===== DATASET EXCERPTS

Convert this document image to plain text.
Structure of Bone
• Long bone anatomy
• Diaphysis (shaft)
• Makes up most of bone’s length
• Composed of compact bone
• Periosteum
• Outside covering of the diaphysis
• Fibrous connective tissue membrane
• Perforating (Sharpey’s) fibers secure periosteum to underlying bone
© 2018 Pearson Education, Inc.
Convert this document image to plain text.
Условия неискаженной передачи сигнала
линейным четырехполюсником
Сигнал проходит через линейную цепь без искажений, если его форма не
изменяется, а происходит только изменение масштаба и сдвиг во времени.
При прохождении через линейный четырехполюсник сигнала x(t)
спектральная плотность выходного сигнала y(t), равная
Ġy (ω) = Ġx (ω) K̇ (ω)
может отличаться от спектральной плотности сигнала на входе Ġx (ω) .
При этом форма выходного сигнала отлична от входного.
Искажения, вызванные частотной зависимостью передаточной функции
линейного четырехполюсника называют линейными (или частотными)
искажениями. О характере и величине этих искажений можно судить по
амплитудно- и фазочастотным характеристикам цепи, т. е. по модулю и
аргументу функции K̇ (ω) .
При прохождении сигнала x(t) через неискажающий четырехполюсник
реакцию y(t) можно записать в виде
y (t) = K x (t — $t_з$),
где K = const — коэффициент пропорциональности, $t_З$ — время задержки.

==========

- _WHAT NEEDS TO BE DONE_: Transcribe the material above in its entirety. Match it exactly.

- _RESPONSE_:
Convert this document image to plain text.
Structure of Bone
• Long bone anatomy
• Diaphysis (shaft)
• Makes up most of bone’s length
• Composed of compact bone
• Periosteum
• Outside covering of the diaphysis
• Fibrous connective tissue membrane
• Perforating (Sharpey’s) fibers secure periosteum to underlying bone
© 2018 Pearson Education, Inc.
Convert this document image to plain text.
Условия неискаженной передачи сигнала
линейным четырехполюсником
Сигнал проходит через линейную цепь без искажений, если его форма не
изменяется, а происходит только изменение масштаба и сдвиг во времени.
При прохождении через линейный четырехполюсник сигнала x(t)
спектральная плотность выходного сигнала y(t), равная
Ġy (ω) = Ġx (ω) K̇ (ω)
может отличаться от спектральной плотности сигнала на входе Ġx (ω) .
При этом форма выходного сигнала отлична от входного.
Искажения, вызванные частотной зависимостью передаточной функции
линейного четырехполюсника называют линейными (или частотными)
искажениями. О характере и величине этих искажений можно судить по
амплитудно- и фазочастотным характеристикам цепи, т. е. по модулю и
аргументу функции K̇ (ω) .
При прохождении сигнала x(t) через неискажающий четырехполюсник
реакцию y(t) можно записать в виде
y (t) = K x (t — $t_з$),
где K = const — коэффициент пропорциональности, $t_З$ — время задержки.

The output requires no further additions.